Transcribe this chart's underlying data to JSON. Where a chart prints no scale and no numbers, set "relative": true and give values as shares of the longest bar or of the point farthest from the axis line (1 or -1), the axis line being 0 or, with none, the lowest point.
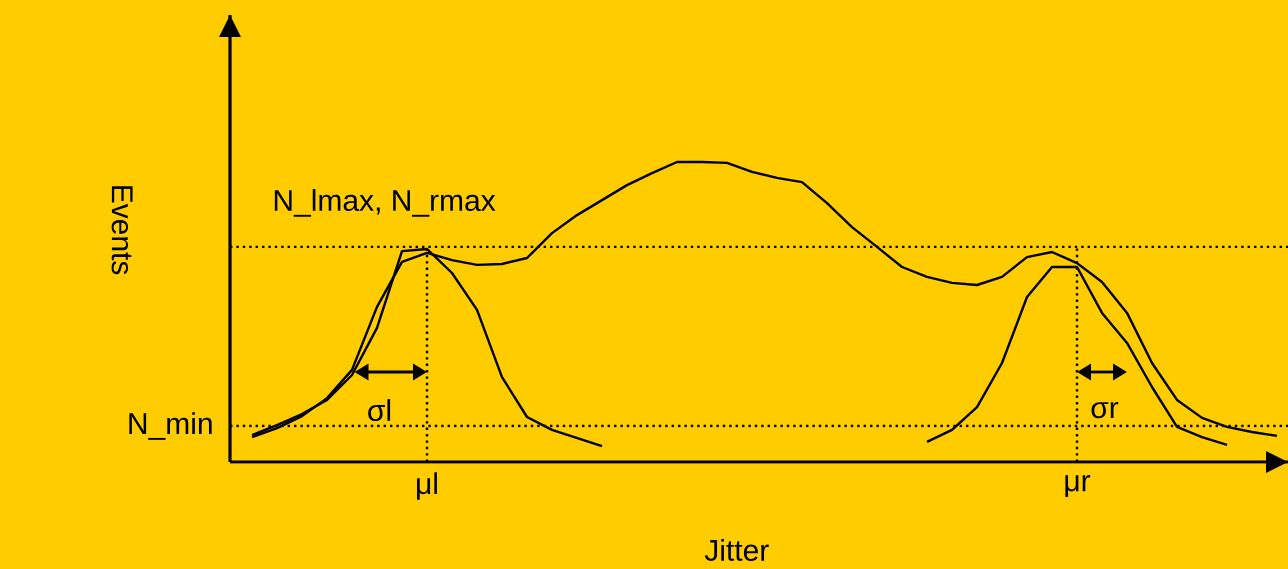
{
  "chart_data": {
    "type": "line",
    "relative": true,
    "xlabel": "Jitter",
    "ylabel": "Events",
    "line_style": "solid",
    "marker": "none",
    "grid": "x",
    "categories": [
      null,
      null,
      null,
      null,
      null,
      null,
      null,
      "μl",
      null,
      null,
      null,
      null,
      null,
      null,
      null,
      null,
      null,
      null,
      null,
      null,
      null,
      null,
      null,
      null,
      null,
      null,
      null,
      null,
      null,
      null,
      null,
      null,
      null,
      "μr",
      null,
      null,
      null,
      null,
      null,
      null,
      null,
      null
    ],
    "series": [
      {
        "color": "#000000",
        "values": [
          0.09,
          0.123,
          0.16,
          0.207,
          0.29,
          0.447,
          0.703,
          0.71,
          0.63,
          0.507,
          0.283,
          0.15,
          0.107,
          0.08,
          0.053,
          null,
          null,
          null,
          null,
          null,
          null,
          null,
          null,
          null,
          null,
          null,
          null,
          null,
          null,
          null,
          null,
          null,
          null,
          null,
          null,
          null,
          null,
          null,
          null,
          null,
          null,
          null
        ]
      },
      {
        "color": "#000000",
        "values": [
          0.083,
          0.113,
          0.153,
          0.213,
          0.307,
          0.517,
          0.667,
          0.697,
          0.673,
          0.657,
          0.66,
          0.68,
          0.763,
          0.823,
          0.873,
          0.923,
          0.963,
          1.0,
          1.0,
          0.997,
          0.967,
          0.947,
          0.933,
          0.863,
          0.783,
          0.717,
          0.65,
          0.617,
          0.597,
          0.59,
          0.617,
          0.683,
          0.7,
          0.663,
          0.6,
          0.497,
          0.33,
          0.207,
          0.147,
          0.117,
          0.1,
          0.087
        ]
      },
      {
        "color": "#000000",
        "values": [
          null,
          null,
          null,
          null,
          null,
          null,
          null,
          null,
          null,
          null,
          null,
          null,
          null,
          null,
          null,
          null,
          null,
          null,
          null,
          null,
          null,
          null,
          null,
          null,
          null,
          null,
          null,
          0.067,
          0.107,
          0.183,
          0.33,
          0.55,
          0.65,
          0.65,
          0.497,
          0.397,
          0.25,
          0.117,
          0.083,
          0.057,
          null,
          null
        ]
      }
    ],
    "ref_lines": [
      {
        "axis": "y",
        "value": 0.717,
        "label": "N_lmax, N_rmax",
        "line_style": "dotted"
      },
      {
        "axis": "y",
        "value": 0.12,
        "label": "N_min",
        "line_style": "dotted"
      }
    ],
    "annotations": [
      "σl",
      "σr"
    ]
  }
}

GIVEN EXERCISE:
Filter the entries above down to the lines containing the word "relative".

REPLY TO THE EXERCISE:
Transcribe this chart's underlying data to JSON. Where a chart prints no scale and no numbers, set "relative": true and give values as shares of the longest bar or of the point farthest from the axis line (1 or -1), the axis line being 0 or, with none, the lowest point.
    "relative": true,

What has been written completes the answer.